Records about charts and figures
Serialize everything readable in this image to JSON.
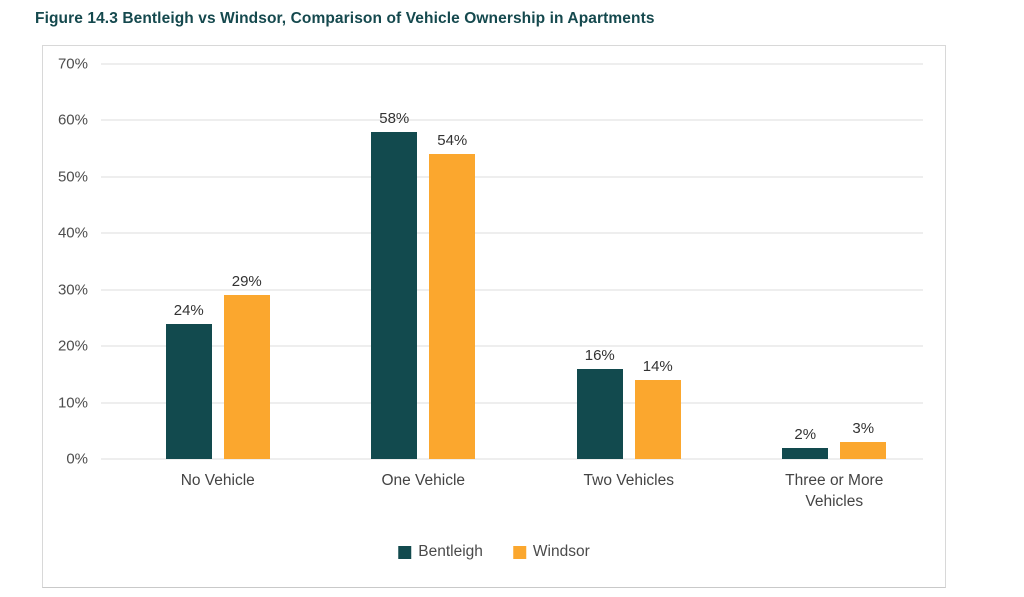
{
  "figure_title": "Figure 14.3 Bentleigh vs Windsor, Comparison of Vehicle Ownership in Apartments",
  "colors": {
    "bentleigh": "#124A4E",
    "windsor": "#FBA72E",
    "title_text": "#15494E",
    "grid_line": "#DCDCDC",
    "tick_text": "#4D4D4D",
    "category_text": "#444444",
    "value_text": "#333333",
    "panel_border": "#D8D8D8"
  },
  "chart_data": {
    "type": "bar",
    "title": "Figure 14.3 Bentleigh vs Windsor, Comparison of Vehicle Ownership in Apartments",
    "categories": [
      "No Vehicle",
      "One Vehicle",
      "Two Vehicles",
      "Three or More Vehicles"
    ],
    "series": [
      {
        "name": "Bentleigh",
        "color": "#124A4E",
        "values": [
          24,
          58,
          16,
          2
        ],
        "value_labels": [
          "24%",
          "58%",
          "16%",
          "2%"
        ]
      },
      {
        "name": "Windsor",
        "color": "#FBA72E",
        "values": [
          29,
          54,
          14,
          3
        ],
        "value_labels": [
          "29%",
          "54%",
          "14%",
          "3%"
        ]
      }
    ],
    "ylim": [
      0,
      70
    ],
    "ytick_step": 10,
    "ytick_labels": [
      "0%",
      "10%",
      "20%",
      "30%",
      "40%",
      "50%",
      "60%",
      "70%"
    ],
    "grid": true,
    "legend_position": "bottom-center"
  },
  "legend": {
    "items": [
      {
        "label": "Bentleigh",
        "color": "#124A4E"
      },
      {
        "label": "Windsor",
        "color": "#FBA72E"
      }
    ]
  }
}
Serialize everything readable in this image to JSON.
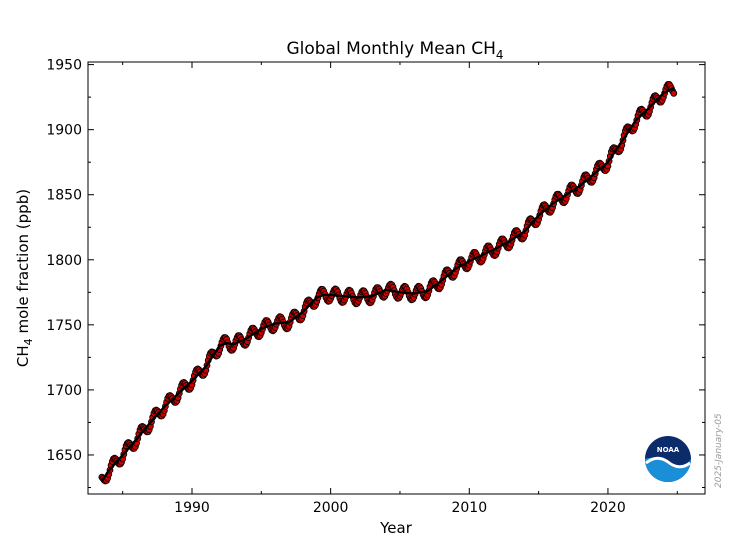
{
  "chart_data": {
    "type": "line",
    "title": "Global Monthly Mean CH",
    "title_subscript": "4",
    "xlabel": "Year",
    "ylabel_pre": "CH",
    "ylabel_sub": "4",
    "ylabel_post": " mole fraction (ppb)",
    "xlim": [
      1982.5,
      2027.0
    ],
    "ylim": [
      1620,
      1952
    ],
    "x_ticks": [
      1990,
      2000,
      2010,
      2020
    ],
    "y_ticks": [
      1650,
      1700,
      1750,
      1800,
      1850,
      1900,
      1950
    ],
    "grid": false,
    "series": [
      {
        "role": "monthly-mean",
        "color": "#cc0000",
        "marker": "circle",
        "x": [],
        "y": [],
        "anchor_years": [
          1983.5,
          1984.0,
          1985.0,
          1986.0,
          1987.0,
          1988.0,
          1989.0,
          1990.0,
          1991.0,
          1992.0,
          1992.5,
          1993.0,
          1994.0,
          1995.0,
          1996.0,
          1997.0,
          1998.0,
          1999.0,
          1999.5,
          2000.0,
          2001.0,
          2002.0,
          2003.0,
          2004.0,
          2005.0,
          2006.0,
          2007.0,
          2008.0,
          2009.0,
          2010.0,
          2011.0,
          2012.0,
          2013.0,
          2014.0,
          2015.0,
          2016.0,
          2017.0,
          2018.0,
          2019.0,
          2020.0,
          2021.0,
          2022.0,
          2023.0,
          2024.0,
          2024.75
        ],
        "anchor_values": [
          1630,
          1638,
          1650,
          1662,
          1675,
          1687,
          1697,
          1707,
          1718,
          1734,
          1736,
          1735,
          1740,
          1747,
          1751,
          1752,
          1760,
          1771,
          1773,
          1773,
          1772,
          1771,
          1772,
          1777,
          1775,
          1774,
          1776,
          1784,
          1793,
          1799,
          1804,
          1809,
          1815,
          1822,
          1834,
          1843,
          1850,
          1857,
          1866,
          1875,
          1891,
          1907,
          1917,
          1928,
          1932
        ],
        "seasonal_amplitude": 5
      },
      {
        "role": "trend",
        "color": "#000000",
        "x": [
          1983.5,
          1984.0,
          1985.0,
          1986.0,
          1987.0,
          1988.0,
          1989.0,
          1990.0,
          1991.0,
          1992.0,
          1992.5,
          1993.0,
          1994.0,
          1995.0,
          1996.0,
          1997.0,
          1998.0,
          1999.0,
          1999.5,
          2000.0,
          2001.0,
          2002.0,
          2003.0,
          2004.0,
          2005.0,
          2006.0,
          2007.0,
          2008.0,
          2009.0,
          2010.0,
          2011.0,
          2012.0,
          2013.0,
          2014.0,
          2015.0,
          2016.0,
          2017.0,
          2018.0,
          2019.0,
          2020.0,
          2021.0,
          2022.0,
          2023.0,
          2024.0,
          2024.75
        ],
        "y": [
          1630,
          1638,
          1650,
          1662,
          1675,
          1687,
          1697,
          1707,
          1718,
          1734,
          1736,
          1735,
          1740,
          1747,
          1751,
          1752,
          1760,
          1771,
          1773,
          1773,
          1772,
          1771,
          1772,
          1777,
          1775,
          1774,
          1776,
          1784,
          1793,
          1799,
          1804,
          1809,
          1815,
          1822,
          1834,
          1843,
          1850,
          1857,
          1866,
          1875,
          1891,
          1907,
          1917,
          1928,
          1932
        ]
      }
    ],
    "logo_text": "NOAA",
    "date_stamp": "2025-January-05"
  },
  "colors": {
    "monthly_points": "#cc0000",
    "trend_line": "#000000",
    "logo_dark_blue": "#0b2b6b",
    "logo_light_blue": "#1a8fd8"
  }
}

▸ **Task to complete**
Transcribe the whole listing, character for character, but not its images.

▸ **Result for this exercise**
Serialize everything readable in this image to JSON.
{
  "figure_title": "Figure 14.3 Bentleigh vs Windsor, Comparison of Vehicle Ownership in Apartments",
  "colors": {
    "bentleigh": "#124A4E",
    "windsor": "#FBA72E",
    "title_text": "#15494E",
    "grid_line": "#DCDCDC",
    "tick_text": "#4D4D4D",
    "category_text": "#444444",
    "value_text": "#333333",
    "panel_border": "#D8D8D8"
  },
  "chart_data": {
    "type": "bar",
    "title": "Figure 14.3 Bentleigh vs Windsor, Comparison of Vehicle Ownership in Apartments",
    "categories": [
      "No Vehicle",
      "One Vehicle",
      "Two Vehicles",
      "Three or More Vehicles"
    ],
    "series": [
      {
        "name": "Bentleigh",
        "color": "#124A4E",
        "values": [
          24,
          58,
          16,
          2
        ],
        "value_labels": [
          "24%",
          "58%",
          "16%",
          "2%"
        ]
      },
      {
        "name": "Windsor",
        "color": "#FBA72E",
        "values": [
          29,
          54,
          14,
          3
        ],
        "value_labels": [
          "29%",
          "54%",
          "14%",
          "3%"
        ]
      }
    ],
    "ylim": [
      0,
      70
    ],
    "ytick_step": 10,
    "ytick_labels": [
      "0%",
      "10%",
      "20%",
      "30%",
      "40%",
      "50%",
      "60%",
      "70%"
    ],
    "grid": true,
    "legend_position": "bottom-center"
  },
  "legend": {
    "items": [
      {
        "label": "Bentleigh",
        "color": "#124A4E"
      },
      {
        "label": "Windsor",
        "color": "#FBA72E"
      }
    ]
  }
}
Serialize everything readable in this image to JSON.
{
  "chart_data": {
    "type": "line",
    "title": "Global Monthly Mean CH",
    "title_subscript": "4",
    "xlabel": "Year",
    "ylabel_pre": "CH",
    "ylabel_sub": "4",
    "ylabel_post": " mole fraction (ppb)",
    "xlim": [
      1982.5,
      2027.0
    ],
    "ylim": [
      1620,
      1952
    ],
    "x_ticks": [
      1990,
      2000,
      2010,
      2020
    ],
    "y_ticks": [
      1650,
      1700,
      1750,
      1800,
      1850,
      1900,
      1950
    ],
    "grid": false,
    "series": [
      {
        "role": "monthly-mean",
        "color": "#cc0000",
        "marker": "circle",
        "x": [],
        "y": [],
        "anchor_years": [
          1983.5,
          1984.0,
          1985.0,
          1986.0,
          1987.0,
          1988.0,
          1989.0,
          1990.0,
          1991.0,
          1992.0,
          1992.5,
          1993.0,
          1994.0,
          1995.0,
          1996.0,
          1997.0,
          1998.0,
          1999.0,
          1999.5,
          2000.0,
          2001.0,
          2002.0,
          2003.0,
          2004.0,
          2005.0,
          2006.0,
          2007.0,
          2008.0,
          2009.0,
          2010.0,
          2011.0,
          2012.0,
          2013.0,
          2014.0,
          2015.0,
          2016.0,
          2017.0,
          2018.0,
          2019.0,
          2020.0,
          2021.0,
          2022.0,
          2023.0,
          2024.0,
          2024.75
        ],
        "anchor_values": [
          1630,
          1638,
          1650,
          1662,
          1675,
          1687,
          1697,
          1707,
          1718,
          1734,
          1736,
          1735,
          1740,
          1747,
          1751,
          1752,
          1760,
          1771,
          1773,
          1773,
          1772,
          1771,
          1772,
          1777,
          1775,
          1774,
          1776,
          1784,
          1793,
          1799,
          1804,
          1809,
          1815,
          1822,
          1834,
          1843,
          1850,
          1857,
          1866,
          1875,
          1891,
          1907,
          1917,
          1928,
          1932
        ],
        "seasonal_amplitude": 5
      },
      {
        "role": "trend",
        "color": "#000000",
        "x": [
          1983.5,
          1984.0,
          1985.0,
          1986.0,
          1987.0,
          1988.0,
          1989.0,
          1990.0,
          1991.0,
          1992.0,
          1992.5,
          1993.0,
          1994.0,
          1995.0,
          1996.0,
          1997.0,
          1998.0,
          1999.0,
          1999.5,
          2000.0,
          2001.0,
          2002.0,
          2003.0,
          2004.0,
          2005.0,
          2006.0,
          2007.0,
          2008.0,
          2009.0,
          2010.0,
          2011.0,
          2012.0,
          2013.0,
          2014.0,
          2015.0,
          2016.0,
          2017.0,
          2018.0,
          2019.0,
          2020.0,
          2021.0,
          2022.0,
          2023.0,
          2024.0,
          2024.75
        ],
        "y": [
          1630,
          1638,
          1650,
          1662,
          1675,
          1687,
          1697,
          1707,
          1718,
          1734,
          1736,
          1735,
          1740,
          1747,
          1751,
          1752,
          1760,
          1771,
          1773,
          1773,
          1772,
          1771,
          1772,
          1777,
          1775,
          1774,
          1776,
          1784,
          1793,
          1799,
          1804,
          1809,
          1815,
          1822,
          1834,
          1843,
          1850,
          1857,
          1866,
          1875,
          1891,
          1907,
          1917,
          1928,
          1932
        ]
      }
    ],
    "logo_text": "NOAA",
    "date_stamp": "2025-January-05"
  },
  "colors": {
    "monthly_points": "#cc0000",
    "trend_line": "#000000",
    "logo_dark_blue": "#0b2b6b",
    "logo_light_blue": "#1a8fd8"
  }
}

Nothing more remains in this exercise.